(What is asked): In your copy, leave out the pictures and repeat the entries below exactly.

====== Data

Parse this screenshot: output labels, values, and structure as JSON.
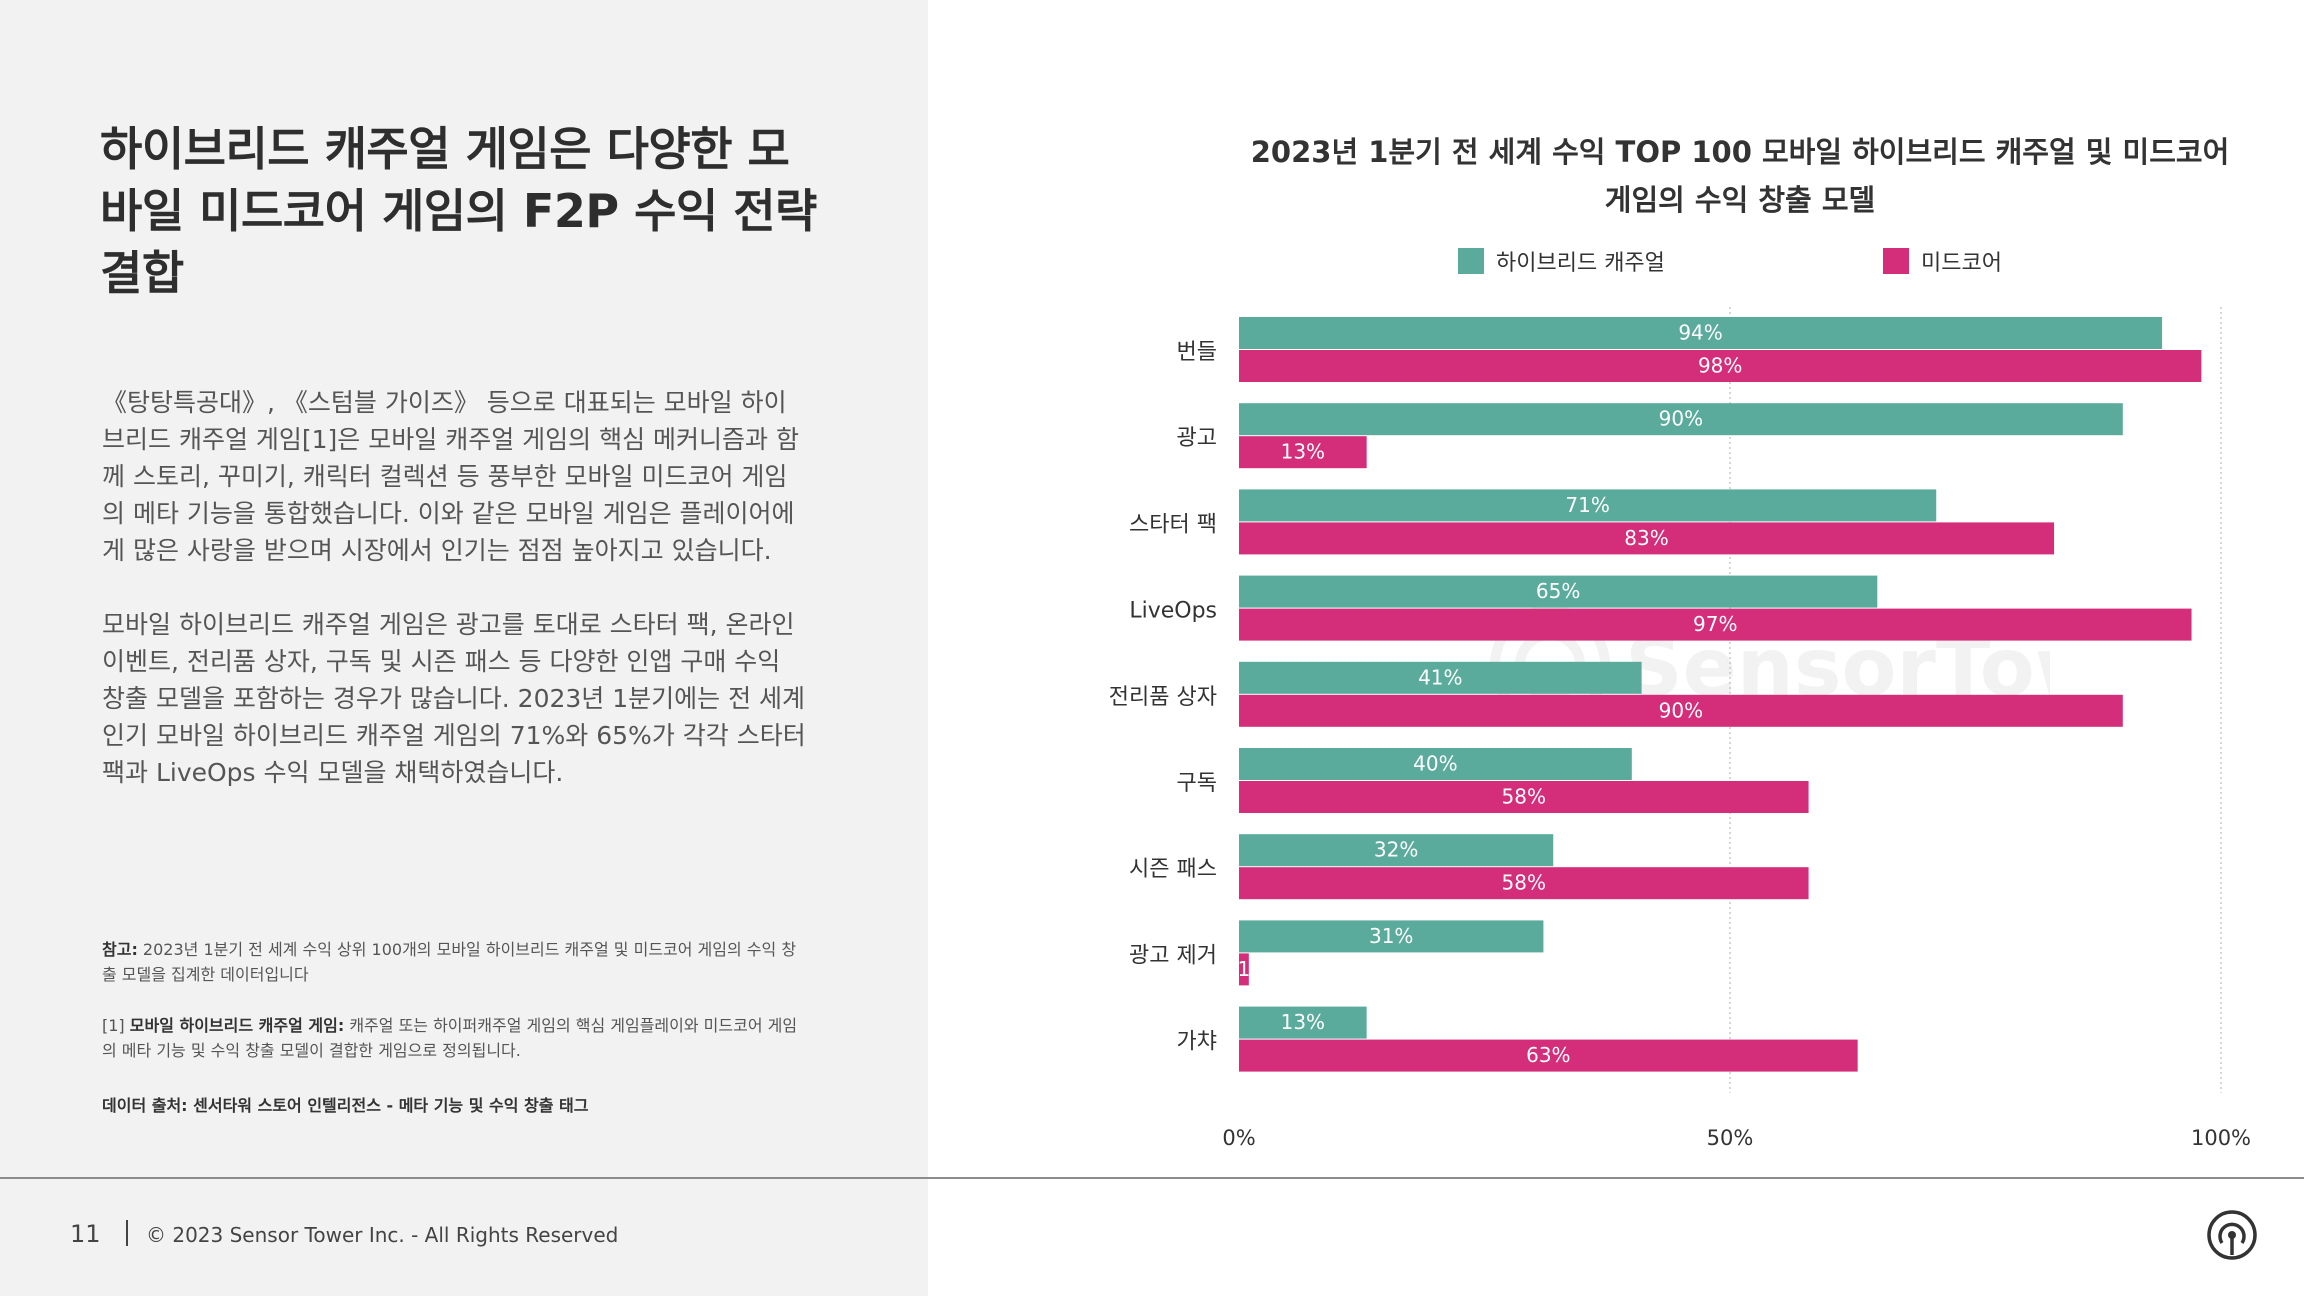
{
  "headline": "하이브리드 캐주얼 게임은 다양한 모바일 미드코어 게임의 F2P 수익 전략 결합",
  "paragraph1": "《탕탕특공대》, 《스텀블 가이즈》 등으로 대표되는 모바일 하이브리드 캐주얼 게임[1]은 모바일 캐주얼 게임의 핵심 메커니즘과 함께 스토리, 꾸미기, 캐릭터 컬렉션 등 풍부한 모바일 미드코어 게임의 메타 기능을 통합했습니다. 이와 같은 모바일 게임은 플레이어에게 많은 사랑을 받으며 시장에서 인기는 점점 높아지고 있습니다.",
  "paragraph2": "모바일 하이브리드 캐주얼 게임은 광고를 토대로 스타터 팩, 온라인 이벤트, 전리품 상자, 구독 및 시즌 패스 등 다양한 인앱 구매 수익 창출 모델을 포함하는 경우가 많습니다. 2023년 1분기에는 전 세계 인기 모바일 하이브리드 캐주얼 게임의 71%와 65%가 각각 스타터 팩과 LiveOps 수익 모델을 채택하였습니다.",
  "notes": {
    "note1_label": "참고:",
    "note1_text": " 2023년 1분기 전 세계 수익 상위 100개의 모바일 하이브리드 캐주얼 및 미드코어 게임의 수익 창출 모델을 집계한 데이터입니다",
    "note2_prefix": "[1] ",
    "note2_label": "모바일 하이브리드 캐주얼 게임:",
    "note2_text": " 캐주얼 또는 하이퍼캐주얼 게임의 핵심 게임플레이와 미드코어 게임의 메타 기능 및 수익 창출 모델이 결합한 게임으로 정의됩니다.",
    "source": "데이터 출처: 센서타워 스토어 인텔리전스 - 메타 기능 및 수익 창출 태그"
  },
  "footer": {
    "page_number": "11",
    "copyright": "© 2023 Sensor Tower Inc. - All Rights Reserved"
  },
  "watermark_text": "SensorTower",
  "colors": {
    "hybrid": "#5aab9b",
    "midcore": "#d42d7a",
    "left_bg": "#f2f2f2"
  },
  "chart_data": {
    "type": "bar",
    "orientation": "horizontal",
    "title": "2023년 1분기 전 세계 수익 TOP 100 모바일 하이브리드 캐주얼 및 미드코어 게임의 수익 창출 모델",
    "categories": [
      "번들",
      "광고",
      "스타터 팩",
      "LiveOps",
      "전리품 상자",
      "구독",
      "시즌 패스",
      "광고 제거",
      "가챠"
    ],
    "series": [
      {
        "name": "하이브리드 캐주얼",
        "values": [
          94,
          90,
          71,
          65,
          41,
          40,
          32,
          31,
          13
        ]
      },
      {
        "name": "미드코어",
        "values": [
          98,
          13,
          83,
          97,
          90,
          58,
          58,
          1,
          63
        ]
      }
    ],
    "xlim": [
      0,
      100
    ],
    "ticks": [
      "0%",
      "50%",
      "100%"
    ],
    "legend": "top",
    "grid": true
  }
}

============

(Solution):
Parse this screenshot: output labels, values, and structure as JSON.
{
  "headline": "하이브리드 캐주얼 게임은 다양한 모바일 미드코어 게임의 F2P 수익 전략 결합",
  "paragraph1": "《탕탕특공대》, 《스텀블 가이즈》 등으로 대표되는 모바일 하이브리드 캐주얼 게임[1]은 모바일 캐주얼 게임의 핵심 메커니즘과 함께 스토리, 꾸미기, 캐릭터 컬렉션 등 풍부한 모바일 미드코어 게임의 메타 기능을 통합했습니다. 이와 같은 모바일 게임은 플레이어에게 많은 사랑을 받으며 시장에서 인기는 점점 높아지고 있습니다.",
  "paragraph2": "모바일 하이브리드 캐주얼 게임은 광고를 토대로 스타터 팩, 온라인 이벤트, 전리품 상자, 구독 및 시즌 패스 등 다양한 인앱 구매 수익 창출 모델을 포함하는 경우가 많습니다. 2023년 1분기에는 전 세계 인기 모바일 하이브리드 캐주얼 게임의 71%와 65%가 각각 스타터 팩과 LiveOps 수익 모델을 채택하였습니다.",
  "notes": {
    "note1_label": "참고:",
    "note1_text": " 2023년 1분기 전 세계 수익 상위 100개의 모바일 하이브리드 캐주얼 및 미드코어 게임의 수익 창출 모델을 집계한 데이터입니다",
    "note2_prefix": "[1] ",
    "note2_label": "모바일 하이브리드 캐주얼 게임:",
    "note2_text": " 캐주얼 또는 하이퍼캐주얼 게임의 핵심 게임플레이와 미드코어 게임의 메타 기능 및 수익 창출 모델이 결합한 게임으로 정의됩니다.",
    "source": "데이터 출처: 센서타워 스토어 인텔리전스 - 메타 기능 및 수익 창출 태그"
  },
  "footer": {
    "page_number": "11",
    "copyright": "© 2023 Sensor Tower Inc. - All Rights Reserved"
  },
  "watermark_text": "SensorTower",
  "colors": {
    "hybrid": "#5aab9b",
    "midcore": "#d42d7a",
    "left_bg": "#f2f2f2"
  },
  "chart_data": {
    "type": "bar",
    "orientation": "horizontal",
    "title": "2023년 1분기 전 세계 수익 TOP 100 모바일 하이브리드 캐주얼 및 미드코어 게임의 수익 창출 모델",
    "categories": [
      "번들",
      "광고",
      "스타터 팩",
      "LiveOps",
      "전리품 상자",
      "구독",
      "시즌 패스",
      "광고 제거",
      "가챠"
    ],
    "series": [
      {
        "name": "하이브리드 캐주얼",
        "values": [
          94,
          90,
          71,
          65,
          41,
          40,
          32,
          31,
          13
        ]
      },
      {
        "name": "미드코어",
        "values": [
          98,
          13,
          83,
          97,
          90,
          58,
          58,
          1,
          63
        ]
      }
    ],
    "xlim": [
      0,
      100
    ],
    "ticks": [
      "0%",
      "50%",
      "100%"
    ],
    "legend": "top",
    "grid": true
  }
}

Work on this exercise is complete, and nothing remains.